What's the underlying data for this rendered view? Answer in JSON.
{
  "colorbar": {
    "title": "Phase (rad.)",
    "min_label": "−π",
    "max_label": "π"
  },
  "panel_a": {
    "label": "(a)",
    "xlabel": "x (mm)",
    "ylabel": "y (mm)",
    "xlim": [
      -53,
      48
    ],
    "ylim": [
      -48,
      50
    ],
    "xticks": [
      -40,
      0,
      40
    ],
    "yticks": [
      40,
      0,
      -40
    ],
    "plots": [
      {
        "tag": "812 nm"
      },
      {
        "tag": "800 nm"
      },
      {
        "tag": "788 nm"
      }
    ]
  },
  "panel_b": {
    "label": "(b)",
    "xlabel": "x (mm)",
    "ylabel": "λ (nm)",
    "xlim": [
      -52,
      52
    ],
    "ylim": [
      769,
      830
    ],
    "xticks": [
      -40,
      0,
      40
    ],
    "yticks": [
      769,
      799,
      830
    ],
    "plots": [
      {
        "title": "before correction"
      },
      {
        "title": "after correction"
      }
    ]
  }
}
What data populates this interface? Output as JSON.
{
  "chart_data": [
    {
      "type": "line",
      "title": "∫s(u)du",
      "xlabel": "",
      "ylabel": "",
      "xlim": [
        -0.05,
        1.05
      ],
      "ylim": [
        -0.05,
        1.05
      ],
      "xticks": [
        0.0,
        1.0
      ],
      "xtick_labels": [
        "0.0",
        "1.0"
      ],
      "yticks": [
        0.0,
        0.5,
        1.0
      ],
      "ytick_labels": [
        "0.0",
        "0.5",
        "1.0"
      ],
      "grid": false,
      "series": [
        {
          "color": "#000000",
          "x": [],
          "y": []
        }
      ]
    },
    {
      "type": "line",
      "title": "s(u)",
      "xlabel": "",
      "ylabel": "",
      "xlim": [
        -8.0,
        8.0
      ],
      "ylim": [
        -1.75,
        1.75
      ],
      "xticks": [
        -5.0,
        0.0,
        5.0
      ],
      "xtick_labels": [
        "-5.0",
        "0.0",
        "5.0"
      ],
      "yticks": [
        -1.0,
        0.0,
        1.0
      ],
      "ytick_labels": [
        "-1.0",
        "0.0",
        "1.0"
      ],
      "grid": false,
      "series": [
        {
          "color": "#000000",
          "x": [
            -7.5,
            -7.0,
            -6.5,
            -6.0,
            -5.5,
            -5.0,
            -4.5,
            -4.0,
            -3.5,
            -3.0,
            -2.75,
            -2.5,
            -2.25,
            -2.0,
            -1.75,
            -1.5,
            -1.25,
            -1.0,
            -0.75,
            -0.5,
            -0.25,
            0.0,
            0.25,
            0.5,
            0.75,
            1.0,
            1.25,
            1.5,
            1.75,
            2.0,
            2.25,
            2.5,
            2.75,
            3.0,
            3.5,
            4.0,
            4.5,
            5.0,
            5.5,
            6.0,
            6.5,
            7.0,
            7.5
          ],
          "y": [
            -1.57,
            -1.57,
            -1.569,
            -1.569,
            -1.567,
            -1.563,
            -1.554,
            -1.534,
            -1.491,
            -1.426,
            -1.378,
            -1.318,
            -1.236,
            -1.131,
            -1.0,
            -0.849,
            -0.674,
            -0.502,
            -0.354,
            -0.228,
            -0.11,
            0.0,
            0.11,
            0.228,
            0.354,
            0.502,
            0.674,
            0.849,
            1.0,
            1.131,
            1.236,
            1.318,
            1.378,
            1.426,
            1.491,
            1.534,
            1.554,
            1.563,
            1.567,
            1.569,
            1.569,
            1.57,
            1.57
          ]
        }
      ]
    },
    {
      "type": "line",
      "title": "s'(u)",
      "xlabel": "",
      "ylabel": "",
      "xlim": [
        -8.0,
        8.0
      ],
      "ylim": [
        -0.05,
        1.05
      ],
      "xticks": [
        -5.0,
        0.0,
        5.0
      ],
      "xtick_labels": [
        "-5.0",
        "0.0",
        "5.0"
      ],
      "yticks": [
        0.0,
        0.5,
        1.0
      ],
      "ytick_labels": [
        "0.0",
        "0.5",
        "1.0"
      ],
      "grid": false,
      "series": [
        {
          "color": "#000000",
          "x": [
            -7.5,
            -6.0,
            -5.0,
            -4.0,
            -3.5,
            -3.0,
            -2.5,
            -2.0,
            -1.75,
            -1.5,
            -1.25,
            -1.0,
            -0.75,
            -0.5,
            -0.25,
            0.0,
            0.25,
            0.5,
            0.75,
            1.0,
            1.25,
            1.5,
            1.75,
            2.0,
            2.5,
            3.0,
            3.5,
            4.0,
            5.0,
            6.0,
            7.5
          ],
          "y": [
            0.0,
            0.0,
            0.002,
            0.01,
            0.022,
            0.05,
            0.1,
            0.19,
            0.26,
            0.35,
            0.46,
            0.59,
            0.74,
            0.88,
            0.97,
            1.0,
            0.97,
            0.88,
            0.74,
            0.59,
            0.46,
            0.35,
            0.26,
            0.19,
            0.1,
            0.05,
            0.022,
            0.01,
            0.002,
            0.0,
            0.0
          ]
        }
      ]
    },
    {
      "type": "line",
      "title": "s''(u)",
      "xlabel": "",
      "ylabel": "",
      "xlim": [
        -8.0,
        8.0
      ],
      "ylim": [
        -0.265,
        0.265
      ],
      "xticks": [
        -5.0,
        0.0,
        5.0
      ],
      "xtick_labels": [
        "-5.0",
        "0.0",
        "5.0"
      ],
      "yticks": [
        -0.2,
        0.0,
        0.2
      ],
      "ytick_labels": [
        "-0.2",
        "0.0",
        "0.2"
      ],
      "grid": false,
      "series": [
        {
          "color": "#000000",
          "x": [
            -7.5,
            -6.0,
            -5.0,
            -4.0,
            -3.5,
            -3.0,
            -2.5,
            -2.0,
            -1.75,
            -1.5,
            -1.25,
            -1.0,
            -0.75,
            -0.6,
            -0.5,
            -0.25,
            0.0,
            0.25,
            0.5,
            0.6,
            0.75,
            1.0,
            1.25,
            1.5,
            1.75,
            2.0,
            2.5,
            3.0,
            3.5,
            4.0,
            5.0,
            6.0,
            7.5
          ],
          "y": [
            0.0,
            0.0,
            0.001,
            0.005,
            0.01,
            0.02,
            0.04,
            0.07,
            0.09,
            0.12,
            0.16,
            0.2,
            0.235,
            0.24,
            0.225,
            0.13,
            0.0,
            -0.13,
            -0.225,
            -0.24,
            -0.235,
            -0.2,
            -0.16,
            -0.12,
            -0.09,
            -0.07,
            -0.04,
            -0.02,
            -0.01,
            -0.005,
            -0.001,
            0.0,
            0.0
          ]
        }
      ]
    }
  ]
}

##############################

▸ STATED EXERCISE
Return all of the data word for word.

▸ ANSWER FOR THIS EXERCISE
What's the underlying data for this rendered view? Answer in JSON.
{
  "colorbar": {
    "title": "Phase (rad.)",
    "min_label": "−π",
    "max_label": "π"
  },
  "panel_a": {
    "label": "(a)",
    "xlabel": "x (mm)",
    "ylabel": "y (mm)",
    "xlim": [
      -53,
      48
    ],
    "ylim": [
      -48,
      50
    ],
    "xticks": [
      -40,
      0,
      40
    ],
    "yticks": [
      40,
      0,
      -40
    ],
    "plots": [
      {
        "tag": "812 nm"
      },
      {
        "tag": "800 nm"
      },
      {
        "tag": "788 nm"
      }
    ]
  },
  "panel_b": {
    "label": "(b)",
    "xlabel": "x (mm)",
    "ylabel": "λ (nm)",
    "xlim": [
      -52,
      52
    ],
    "ylim": [
      769,
      830
    ],
    "xticks": [
      -40,
      0,
      40
    ],
    "yticks": [
      769,
      799,
      830
    ],
    "plots": [
      {
        "title": "before correction"
      },
      {
        "title": "after correction"
      }
    ]
  }
}
What data populates this interface? Output as JSON.
{
  "chart_data": [
    {
      "type": "line",
      "title": "∫s(u)du",
      "xlabel": "",
      "ylabel": "",
      "xlim": [
        -0.05,
        1.05
      ],
      "ylim": [
        -0.05,
        1.05
      ],
      "xticks": [
        0.0,
        1.0
      ],
      "xtick_labels": [
        "0.0",
        "1.0"
      ],
      "yticks": [
        0.0,
        0.5,
        1.0
      ],
      "ytick_labels": [
        "0.0",
        "0.5",
        "1.0"
      ],
      "grid": false,
      "series": [
        {
          "color": "#000000",
          "x": [],
          "y": []
        }
      ]
    },
    {
      "type": "line",
      "title": "s(u)",
      "xlabel": "",
      "ylabel": "",
      "xlim": [
        -8.0,
        8.0
      ],
      "ylim": [
        -1.75,
        1.75
      ],
      "xticks": [
        -5.0,
        0.0,
        5.0
      ],
      "xtick_labels": [
        "-5.0",
        "0.0",
        "5.0"
      ],
      "yticks": [
        -1.0,
        0.0,
        1.0
      ],
      "ytick_labels": [
        "-1.0",
        "0.0",
        "1.0"
      ],
      "grid": false,
      "series": [
        {
          "color": "#000000",
          "x": [
            -7.5,
            -7.0,
            -6.5,
            -6.0,
            -5.5,
            -5.0,
            -4.5,
            -4.0,
            -3.5,
            -3.0,
            -2.75,
            -2.5,
            -2.25,
            -2.0,
            -1.75,
            -1.5,
            -1.25,
            -1.0,
            -0.75,
            -0.5,
            -0.25,
            0.0,
            0.25,
            0.5,
            0.75,
            1.0,
            1.25,
            1.5,
            1.75,
            2.0,
            2.25,
            2.5,
            2.75,
            3.0,
            3.5,
            4.0,
            4.5,
            5.0,
            5.5,
            6.0,
            6.5,
            7.0,
            7.5
          ],
          "y": [
            -1.57,
            -1.57,
            -1.569,
            -1.569,
            -1.567,
            -1.563,
            -1.554,
            -1.534,
            -1.491,
            -1.426,
            -1.378,
            -1.318,
            -1.236,
            -1.131,
            -1.0,
            -0.849,
            -0.674,
            -0.502,
            -0.354,
            -0.228,
            -0.11,
            0.0,
            0.11,
            0.228,
            0.354,
            0.502,
            0.674,
            0.849,
            1.0,
            1.131,
            1.236,
            1.318,
            1.378,
            1.426,
            1.491,
            1.534,
            1.554,
            1.563,
            1.567,
            1.569,
            1.569,
            1.57,
            1.57
          ]
        }
      ]
    },
    {
      "type": "line",
      "title": "s'(u)",
      "xlabel": "",
      "ylabel": "",
      "xlim": [
        -8.0,
        8.0
      ],
      "ylim": [
        -0.05,
        1.05
      ],
      "xticks": [
        -5.0,
        0.0,
        5.0
      ],
      "xtick_labels": [
        "-5.0",
        "0.0",
        "5.0"
      ],
      "yticks": [
        0.0,
        0.5,
        1.0
      ],
      "ytick_labels": [
        "0.0",
        "0.5",
        "1.0"
      ],
      "grid": false,
      "series": [
        {
          "color": "#000000",
          "x": [
            -7.5,
            -6.0,
            -5.0,
            -4.0,
            -3.5,
            -3.0,
            -2.5,
            -2.0,
            -1.75,
            -1.5,
            -1.25,
            -1.0,
            -0.75,
            -0.5,
            -0.25,
            0.0,
            0.25,
            0.5,
            0.75,
            1.0,
            1.25,
            1.5,
            1.75,
            2.0,
            2.5,
            3.0,
            3.5,
            4.0,
            5.0,
            6.0,
            7.5
          ],
          "y": [
            0.0,
            0.0,
            0.002,
            0.01,
            0.022,
            0.05,
            0.1,
            0.19,
            0.26,
            0.35,
            0.46,
            0.59,
            0.74,
            0.88,
            0.97,
            1.0,
            0.97,
            0.88,
            0.74,
            0.59,
            0.46,
            0.35,
            0.26,
            0.19,
            0.1,
            0.05,
            0.022,
            0.01,
            0.002,
            0.0,
            0.0
          ]
        }
      ]
    },
    {
      "type": "line",
      "title": "s''(u)",
      "xlabel": "",
      "ylabel": "",
      "xlim": [
        -8.0,
        8.0
      ],
      "ylim": [
        -0.265,
        0.265
      ],
      "xticks": [
        -5.0,
        0.0,
        5.0
      ],
      "xtick_labels": [
        "-5.0",
        "0.0",
        "5.0"
      ],
      "yticks": [
        -0.2,
        0.0,
        0.2
      ],
      "ytick_labels": [
        "-0.2",
        "0.0",
        "0.2"
      ],
      "grid": false,
      "series": [
        {
          "color": "#000000",
          "x": [
            -7.5,
            -6.0,
            -5.0,
            -4.0,
            -3.5,
            -3.0,
            -2.5,
            -2.0,
            -1.75,
            -1.5,
            -1.25,
            -1.0,
            -0.75,
            -0.6,
            -0.5,
            -0.25,
            0.0,
            0.25,
            0.5,
            0.6,
            0.75,
            1.0,
            1.25,
            1.5,
            1.75,
            2.0,
            2.5,
            3.0,
            3.5,
            4.0,
            5.0,
            6.0,
            7.5
          ],
          "y": [
            0.0,
            0.0,
            0.001,
            0.005,
            0.01,
            0.02,
            0.04,
            0.07,
            0.09,
            0.12,
            0.16,
            0.2,
            0.235,
            0.24,
            0.225,
            0.13,
            0.0,
            -0.13,
            -0.225,
            -0.24,
            -0.235,
            -0.2,
            -0.16,
            -0.12,
            -0.09,
            -0.07,
            -0.04,
            -0.02,
            -0.01,
            -0.005,
            -0.001,
            0.0,
            0.0
          ]
        }
      ]
    }
  ]
}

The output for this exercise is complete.